(Chart and figure data)
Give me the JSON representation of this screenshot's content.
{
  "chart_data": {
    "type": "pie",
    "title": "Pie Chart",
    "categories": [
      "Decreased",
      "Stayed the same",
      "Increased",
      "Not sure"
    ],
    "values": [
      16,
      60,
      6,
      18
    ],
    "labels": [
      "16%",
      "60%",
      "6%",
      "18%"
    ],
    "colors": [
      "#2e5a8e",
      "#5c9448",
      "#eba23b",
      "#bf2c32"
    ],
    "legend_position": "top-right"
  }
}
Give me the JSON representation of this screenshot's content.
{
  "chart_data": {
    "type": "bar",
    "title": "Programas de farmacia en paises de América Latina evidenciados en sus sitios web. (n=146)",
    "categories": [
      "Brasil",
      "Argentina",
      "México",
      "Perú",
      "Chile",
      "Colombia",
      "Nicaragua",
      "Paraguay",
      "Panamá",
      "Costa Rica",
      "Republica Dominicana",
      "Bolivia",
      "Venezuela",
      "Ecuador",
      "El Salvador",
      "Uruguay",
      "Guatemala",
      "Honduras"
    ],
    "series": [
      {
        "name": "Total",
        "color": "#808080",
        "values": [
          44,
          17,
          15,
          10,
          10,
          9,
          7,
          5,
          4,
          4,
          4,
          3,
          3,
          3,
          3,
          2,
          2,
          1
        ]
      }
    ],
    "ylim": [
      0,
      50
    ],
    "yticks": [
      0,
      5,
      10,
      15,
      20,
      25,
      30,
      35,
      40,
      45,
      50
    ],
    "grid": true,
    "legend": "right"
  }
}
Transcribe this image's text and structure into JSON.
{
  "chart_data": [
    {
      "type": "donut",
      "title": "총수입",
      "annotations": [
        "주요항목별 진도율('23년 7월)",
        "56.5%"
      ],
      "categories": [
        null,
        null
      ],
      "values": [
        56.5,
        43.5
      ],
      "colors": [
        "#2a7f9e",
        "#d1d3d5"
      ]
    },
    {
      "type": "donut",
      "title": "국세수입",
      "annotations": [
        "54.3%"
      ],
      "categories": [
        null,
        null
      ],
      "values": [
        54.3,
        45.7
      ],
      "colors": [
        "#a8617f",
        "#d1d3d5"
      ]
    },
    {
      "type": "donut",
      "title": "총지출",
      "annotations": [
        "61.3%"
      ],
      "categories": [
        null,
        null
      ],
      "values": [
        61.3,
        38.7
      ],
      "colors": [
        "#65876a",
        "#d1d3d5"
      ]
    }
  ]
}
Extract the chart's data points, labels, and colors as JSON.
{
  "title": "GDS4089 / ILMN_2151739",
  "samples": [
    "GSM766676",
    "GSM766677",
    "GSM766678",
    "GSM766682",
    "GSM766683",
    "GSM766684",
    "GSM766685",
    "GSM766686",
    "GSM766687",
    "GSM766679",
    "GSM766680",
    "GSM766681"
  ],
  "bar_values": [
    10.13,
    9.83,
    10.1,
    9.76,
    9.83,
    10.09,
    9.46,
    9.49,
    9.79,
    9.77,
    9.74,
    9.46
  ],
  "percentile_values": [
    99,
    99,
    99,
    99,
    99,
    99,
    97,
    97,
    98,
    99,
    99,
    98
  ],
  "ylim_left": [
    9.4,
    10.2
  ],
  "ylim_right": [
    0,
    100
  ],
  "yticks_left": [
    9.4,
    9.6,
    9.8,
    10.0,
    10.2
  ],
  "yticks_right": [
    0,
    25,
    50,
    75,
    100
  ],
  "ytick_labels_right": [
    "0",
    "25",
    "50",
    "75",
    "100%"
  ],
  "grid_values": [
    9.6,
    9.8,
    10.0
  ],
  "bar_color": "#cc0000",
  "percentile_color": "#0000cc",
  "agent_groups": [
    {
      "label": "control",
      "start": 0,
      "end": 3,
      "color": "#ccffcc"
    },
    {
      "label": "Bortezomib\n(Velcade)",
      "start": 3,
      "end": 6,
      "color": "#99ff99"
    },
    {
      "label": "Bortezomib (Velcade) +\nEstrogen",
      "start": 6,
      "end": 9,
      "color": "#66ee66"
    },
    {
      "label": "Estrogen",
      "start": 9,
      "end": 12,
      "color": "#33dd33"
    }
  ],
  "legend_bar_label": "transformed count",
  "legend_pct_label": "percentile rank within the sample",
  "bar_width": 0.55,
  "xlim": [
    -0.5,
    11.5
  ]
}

STATED TASK
Reproduce all the data word for word.

COMPLETE OUTPUT
Give me the JSON representation of this screenshot's content.
{
  "chart_data": {
    "type": "pie",
    "title": "Pie Chart",
    "categories": [
      "Decreased",
      "Stayed the same",
      "Increased",
      "Not sure"
    ],
    "values": [
      16,
      60,
      6,
      18
    ],
    "labels": [
      "16%",
      "60%",
      "6%",
      "18%"
    ],
    "colors": [
      "#2e5a8e",
      "#5c9448",
      "#eba23b",
      "#bf2c32"
    ],
    "legend_position": "top-right"
  }
}
Give me the JSON representation of this screenshot's content.
{
  "chart_data": {
    "type": "bar",
    "title": "Programas de farmacia en paises de América Latina evidenciados en sus sitios web. (n=146)",
    "categories": [
      "Brasil",
      "Argentina",
      "México",
      "Perú",
      "Chile",
      "Colombia",
      "Nicaragua",
      "Paraguay",
      "Panamá",
      "Costa Rica",
      "Republica Dominicana",
      "Bolivia",
      "Venezuela",
      "Ecuador",
      "El Salvador",
      "Uruguay",
      "Guatemala",
      "Honduras"
    ],
    "series": [
      {
        "name": "Total",
        "color": "#808080",
        "values": [
          44,
          17,
          15,
          10,
          10,
          9,
          7,
          5,
          4,
          4,
          4,
          3,
          3,
          3,
          3,
          2,
          2,
          1
        ]
      }
    ],
    "ylim": [
      0,
      50
    ],
    "yticks": [
      0,
      5,
      10,
      15,
      20,
      25,
      30,
      35,
      40,
      45,
      50
    ],
    "grid": true,
    "legend": "right"
  }
}
Transcribe this image's text and structure into JSON.
{
  "chart_data": [
    {
      "type": "donut",
      "title": "총수입",
      "annotations": [
        "주요항목별 진도율('23년 7월)",
        "56.5%"
      ],
      "categories": [
        null,
        null
      ],
      "values": [
        56.5,
        43.5
      ],
      "colors": [
        "#2a7f9e",
        "#d1d3d5"
      ]
    },
    {
      "type": "donut",
      "title": "국세수입",
      "annotations": [
        "54.3%"
      ],
      "categories": [
        null,
        null
      ],
      "values": [
        54.3,
        45.7
      ],
      "colors": [
        "#a8617f",
        "#d1d3d5"
      ]
    },
    {
      "type": "donut",
      "title": "총지출",
      "annotations": [
        "61.3%"
      ],
      "categories": [
        null,
        null
      ],
      "values": [
        61.3,
        38.7
      ],
      "colors": [
        "#65876a",
        "#d1d3d5"
      ]
    }
  ]
}
Extract the chart's data points, labels, and colors as JSON.
{
  "title": "GDS4089 / ILMN_2151739",
  "samples": [
    "GSM766676",
    "GSM766677",
    "GSM766678",
    "GSM766682",
    "GSM766683",
    "GSM766684",
    "GSM766685",
    "GSM766686",
    "GSM766687",
    "GSM766679",
    "GSM766680",
    "GSM766681"
  ],
  "bar_values": [
    10.13,
    9.83,
    10.1,
    9.76,
    9.83,
    10.09,
    9.46,
    9.49,
    9.79,
    9.77,
    9.74,
    9.46
  ],
  "percentile_values": [
    99,
    99,
    99,
    99,
    99,
    99,
    97,
    97,
    98,
    99,
    99,
    98
  ],
  "ylim_left": [
    9.4,
    10.2
  ],
  "ylim_right": [
    0,
    100
  ],
  "yticks_left": [
    9.4,
    9.6,
    9.8,
    10.0,
    10.2
  ],
  "yticks_right": [
    0,
    25,
    50,
    75,
    100
  ],
  "ytick_labels_right": [
    "0",
    "25",
    "50",
    "75",
    "100%"
  ],
  "grid_values": [
    9.6,
    9.8,
    10.0
  ],
  "bar_color": "#cc0000",
  "percentile_color": "#0000cc",
  "agent_groups": [
    {
      "label": "control",
      "start": 0,
      "end": 3,
      "color": "#ccffcc"
    },
    {
      "label": "Bortezomib\n(Velcade)",
      "start": 3,
      "end": 6,
      "color": "#99ff99"
    },
    {
      "label": "Bortezomib (Velcade) +\nEstrogen",
      "start": 6,
      "end": 9,
      "color": "#66ee66"
    },
    {
      "label": "Estrogen",
      "start": 9,
      "end": 12,
      "color": "#33dd33"
    }
  ],
  "legend_bar_label": "transformed count",
  "legend_pct_label": "percentile rank within the sample",
  "bar_width": 0.55,
  "xlim": [
    -0.5,
    11.5
  ]
}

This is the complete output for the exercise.